Data for this exercise:
▬▬▬

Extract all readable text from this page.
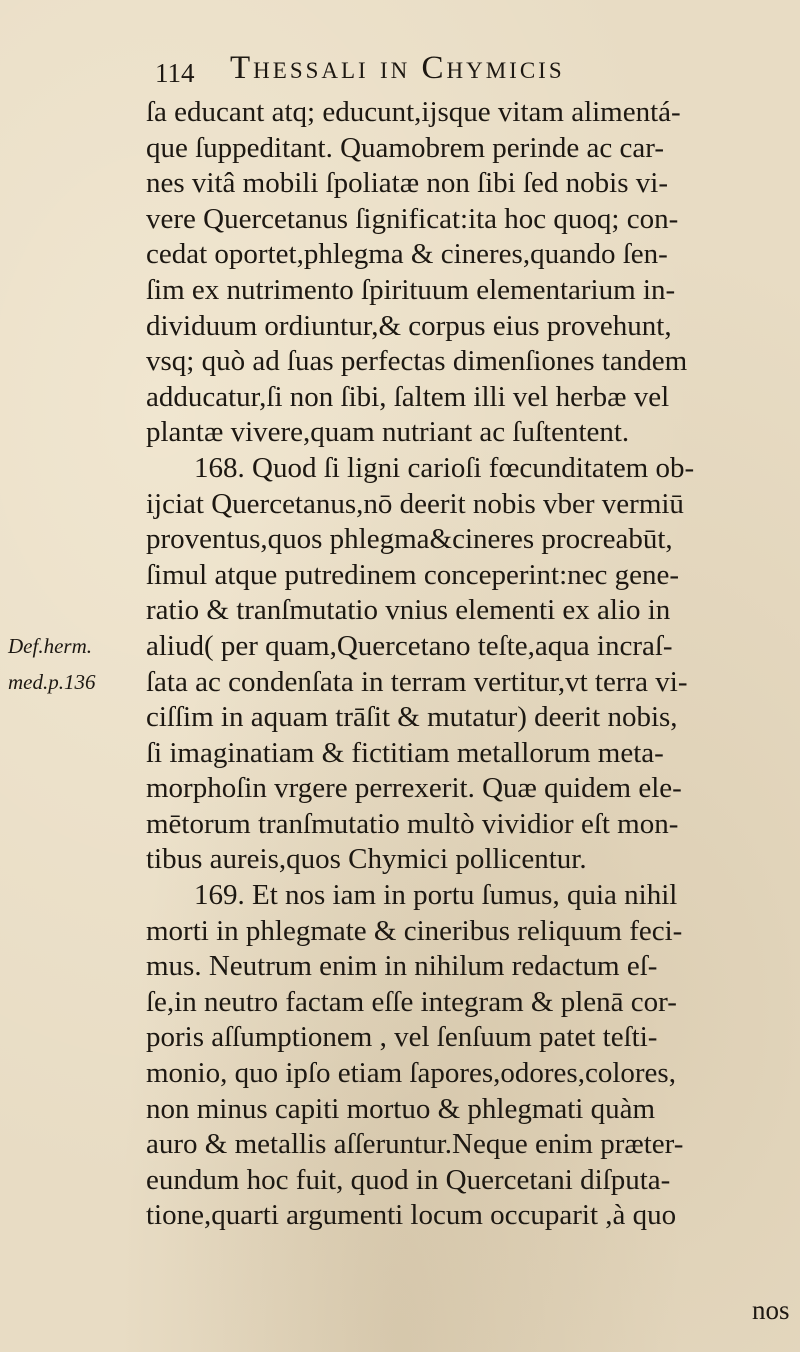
114 Thessali in Chymicis
ſa educant atq; educunt,ijsque vitam alimentá-
que ſuppeditant. Quamobrem perinde ac car-
nes vitâ mobili ſpoliatæ non ſibi ſed nobis vi-
vere Quercetanus ſignificat:ita hoc quoq; con-
cedat oportet,phlegma & cineres,quando ſen-
ſim ex nutrimento ſpirituum elementarium in-
dividuum ordiuntur,& corpus eius provehunt,
vsq; quò ad ſuas perfectas dimenſiones tandem
adducatur,ſi non ſibi, ſaltem illi vel herbæ vel
plantæ vivere,quam nutriant ac ſuſtentent.
168. Quod ſi ligni carioſi fœcunditatem ob-
ijciat Quercetanus,nō deerit nobis vber vermiū
proventus,quos phlegma&cineres procreabūt,
ſimul atque putredinem conceperint:nec gene-
ratio & tranſmutatio vnius elementi ex alio in
aliud( per quam,Quercetano teſte,aqua incraſ-
ſata ac condenſata in terram vertitur,vt terra vi-
ciſſim in aquam trāſit & mutatur) deerit nobis,
ſi imaginatiam & fictitiam metallorum meta-
morphoſin vrgere perrexerit. Quæ quidem ele-
mētorum tranſmutatio multò vividior eſt mon-
tibus aureis,quos Chymici pollicentur.
169. Et nos iam in portu ſumus, quia nihil
morti in phlegmate & cineribus reliquum feci-
mus. Neutrum enim in nihilum redactum eſ-
ſe,in neutro factam eſſe integram & plenā cor-
poris aſſumptionem , vel ſenſuum patet teſti-
monio, quo ipſo etiam ſapores,odores,colores,
non minus capiti mortuo & phlegmati quàm
auro & metallis aſſeruntur.Neque enim præter-
eundum hoc fuit, quod in Quercetani diſputa-
tione,quarti argumenti locum occuparit ,à quo
Def.herm.
med.p.136
nos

▬▬▬

Task instructions:
Without including any pictures, print all of the material exactly as given.

Result of the task:
Extract all readable text from this page.
114 Thessali in Chymicis
ſa educant atq; educunt,ijsque vitam alimentá-
que ſuppeditant. Quamobrem perinde ac car-
nes vitâ mobili ſpoliatæ non ſibi ſed nobis vi-
vere Quercetanus ſignificat:ita hoc quoq; con-
cedat oportet,phlegma & cineres,quando ſen-
ſim ex nutrimento ſpirituum elementarium in-
dividuum ordiuntur,& corpus eius provehunt,
vsq; quò ad ſuas perfectas dimenſiones tandem
adducatur,ſi non ſibi, ſaltem illi vel herbæ vel
plantæ vivere,quam nutriant ac ſuſtentent.
168. Quod ſi ligni carioſi fœcunditatem ob-
ijciat Quercetanus,nō deerit nobis vber vermiū
proventus,quos phlegma&cineres procreabūt,
ſimul atque putredinem conceperint:nec gene-
ratio & tranſmutatio vnius elementi ex alio in
aliud( per quam,Quercetano teſte,aqua incraſ-
ſata ac condenſata in terram vertitur,vt terra vi-
ciſſim in aquam trāſit & mutatur) deerit nobis,
ſi imaginatiam & fictitiam metallorum meta-
morphoſin vrgere perrexerit. Quæ quidem ele-
mētorum tranſmutatio multò vividior eſt mon-
tibus aureis,quos Chymici pollicentur.
169. Et nos iam in portu ſumus, quia nihil
morti in phlegmate & cineribus reliquum feci-
mus. Neutrum enim in nihilum redactum eſ-
ſe,in neutro factam eſſe integram & plenā cor-
poris aſſumptionem , vel ſenſuum patet teſti-
monio, quo ipſo etiam ſapores,odores,colores,
non minus capiti mortuo & phlegmati quàm
auro & metallis aſſeruntur.Neque enim præter-
eundum hoc fuit, quod in Quercetani diſputa-
tione,quarti argumenti locum occuparit ,à quo
Def.herm.
med.p.136
nos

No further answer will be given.